Materi yang dibawakan dalam sosialisasi ini adalah     
1. Kebijakan Nasional Pengelolaan Tuna, Cakalang dan Tongkol” 
2. Form IOTC Bigeye, Form ICCAT Swordfish, Form 370-NOAA dan CDS



Maksud 
 Rencana Pengelolaan Perikanan Tuna,Tongkol dan Cakalang adalah: Sebagai upaya untuk mendukung kebijakan pengelolaan sumber daya ikan tuna,tongkol dan cakalang. 
Tujuan 
 Rencana Pengelolaan Perikanan Tuna,Tongkol dan Cakalang adalah: Sebagai arah dan pedoman bagi Pemerintah dan Pemerintah Daerah dalam pelaksanaan pengelolaan perikanan tuna ,tongkol,cakalang.
                Visi  Pengelolaan Perikanan
                Visi pengelolaan perikanan tuna,tuna dan cakalang untuk mewujudkan pengelolaan perikanan tuna,tongkol dan cakalang yang berkelanjutan untuk kesejahteraan masyarakat perikanan
                                                   
                                                 Latar Belakang


Indonesia memegang peranan penting dalam perikanan tuna, cakalang dan tongkol dunia. Pada tahun 2011, produksi tuna, cakalang dan tongkol dunia sebesar 6.8 juta ton dan pada tahun 2012 meningkat menjadi lebih dari 7 juta ton. Rata-rata produksi tuna , cakalang dan tongkol Indonesia pada tahun 2005-2012 sebesar 1.033.211 ton. Dengan demikian Indonesia memasok lebih dari 16% perikanan tuna, tongkol dan cakalang dunia. Selanjutnya pada tahun 2013 volume eksport Tuna, cakalang ,tongkol mencapai sekitar 209.410 ton dengan nilai $ 764,8 juta. Disamping itu, Indonesia juga merupakan negara kontributor produksi terbesar diantara 32 Negara anggota Indian Ocean Tuna Commision (IOTC) dengan rata-rata produksi tahun 2009-2012 sebesar 356.862/tahun (25,22%). Produksi perikanan tuna,tongkol dan cakalang telah memberikan kontribusi yang sangat signifikan terhadap produksi perikanan Nasional Indonesia. Dengan total produksi tuna , cakalang dan tongkol tahun 2005-2012 rata-rata sebesar 1.033.211 ton/tahun, perikanan tuna, tongkol dan cakalang memberikan kontribusi produksi sekitar 20% dari total produksi perikanan tangkap Nasional.
****
## TUGAS WAJIB A:
Ubah "interactable" menjadi "clickable" pada bagian catatan dari baris pertama sampai baris yang memuat "image-message-text: 郑先知课堂上交易计划：美油47.86做多，止损40个点 止盈48.3-48.5，…". Tuliskan kembali baris-baris itu saja tanpa perubahan lain.
Catatan di bawah ini sama sekali tidak berhubungan dengan teks tersebut.
****
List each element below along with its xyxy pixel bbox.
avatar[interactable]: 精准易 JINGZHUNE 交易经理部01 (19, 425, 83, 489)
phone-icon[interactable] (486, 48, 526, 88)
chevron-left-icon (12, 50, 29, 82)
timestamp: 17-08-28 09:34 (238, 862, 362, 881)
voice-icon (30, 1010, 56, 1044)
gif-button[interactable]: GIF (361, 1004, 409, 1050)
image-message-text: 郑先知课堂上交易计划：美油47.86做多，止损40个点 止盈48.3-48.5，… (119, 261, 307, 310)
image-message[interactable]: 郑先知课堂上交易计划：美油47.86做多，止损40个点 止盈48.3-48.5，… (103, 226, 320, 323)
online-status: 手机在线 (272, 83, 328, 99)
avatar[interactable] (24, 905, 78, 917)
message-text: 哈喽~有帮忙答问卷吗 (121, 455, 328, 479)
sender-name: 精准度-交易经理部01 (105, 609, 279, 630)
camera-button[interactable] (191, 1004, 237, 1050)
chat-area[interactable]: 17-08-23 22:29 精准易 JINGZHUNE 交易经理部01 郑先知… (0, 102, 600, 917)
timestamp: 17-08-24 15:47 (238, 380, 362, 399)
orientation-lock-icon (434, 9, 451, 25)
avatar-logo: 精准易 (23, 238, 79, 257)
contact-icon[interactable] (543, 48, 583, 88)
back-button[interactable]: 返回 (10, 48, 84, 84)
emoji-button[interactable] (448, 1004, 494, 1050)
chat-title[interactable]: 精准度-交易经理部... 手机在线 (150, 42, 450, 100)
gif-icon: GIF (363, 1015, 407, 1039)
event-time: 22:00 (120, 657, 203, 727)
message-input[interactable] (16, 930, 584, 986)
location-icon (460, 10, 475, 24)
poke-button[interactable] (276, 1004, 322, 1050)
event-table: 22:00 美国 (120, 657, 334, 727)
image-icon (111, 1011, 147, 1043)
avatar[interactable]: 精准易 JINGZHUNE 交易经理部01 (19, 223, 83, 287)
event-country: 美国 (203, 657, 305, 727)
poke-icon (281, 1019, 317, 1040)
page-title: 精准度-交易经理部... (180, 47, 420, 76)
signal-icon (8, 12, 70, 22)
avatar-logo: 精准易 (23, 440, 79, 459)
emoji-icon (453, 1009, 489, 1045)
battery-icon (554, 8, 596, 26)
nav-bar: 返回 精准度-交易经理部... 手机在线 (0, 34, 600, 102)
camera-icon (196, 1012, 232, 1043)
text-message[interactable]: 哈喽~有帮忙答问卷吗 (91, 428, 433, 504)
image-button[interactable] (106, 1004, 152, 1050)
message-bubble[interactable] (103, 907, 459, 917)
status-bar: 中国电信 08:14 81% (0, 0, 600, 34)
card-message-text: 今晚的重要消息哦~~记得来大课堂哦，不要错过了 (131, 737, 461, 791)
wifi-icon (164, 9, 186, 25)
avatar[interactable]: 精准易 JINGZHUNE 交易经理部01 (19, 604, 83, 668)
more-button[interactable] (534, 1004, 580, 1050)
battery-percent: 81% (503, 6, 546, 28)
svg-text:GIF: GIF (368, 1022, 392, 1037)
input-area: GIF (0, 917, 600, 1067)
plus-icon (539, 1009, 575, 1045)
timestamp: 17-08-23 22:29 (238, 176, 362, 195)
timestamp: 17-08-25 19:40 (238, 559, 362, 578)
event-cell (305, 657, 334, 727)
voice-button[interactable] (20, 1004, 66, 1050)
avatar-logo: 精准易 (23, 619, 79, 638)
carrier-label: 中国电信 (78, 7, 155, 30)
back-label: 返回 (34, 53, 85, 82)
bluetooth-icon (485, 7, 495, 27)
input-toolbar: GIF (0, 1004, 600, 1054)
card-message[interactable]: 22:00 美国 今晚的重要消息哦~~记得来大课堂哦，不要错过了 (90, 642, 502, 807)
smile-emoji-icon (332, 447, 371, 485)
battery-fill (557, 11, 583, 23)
****
## TUGAS WAJIB B:
Sebutkan semua judul bagian dalam teks tentang pengelolaan perikanan tuna, tongkol, dan cakalang, yaitu judul yang berdiri sendiri pada barisnya.

## JAWABAN AKHIR A:
List each element below along with its xyxy pixel bbox.
avatar[clickable]: 精准易 JINGZHUNE 交易经理部01 (19, 425, 83, 489)
phone-icon[clickable] (486, 48, 526, 88)
chevron-left-icon (12, 50, 29, 82)
timestamp: 17-08-28 09:34 (238, 862, 362, 881)
voice-icon (30, 1010, 56, 1044)
gif-button[clickable]: GIF (361, 1004, 409, 1050)
image-message-text: 郑先知课堂上交易计划：美油47.86做多，止损40个点 止盈48.3-48.5，… (119, 261, 307, 310)

## JAWABAN AKHIR B:
Maksud
Tujuan
Visi Pengelolaan Perikanan
Latar Belakang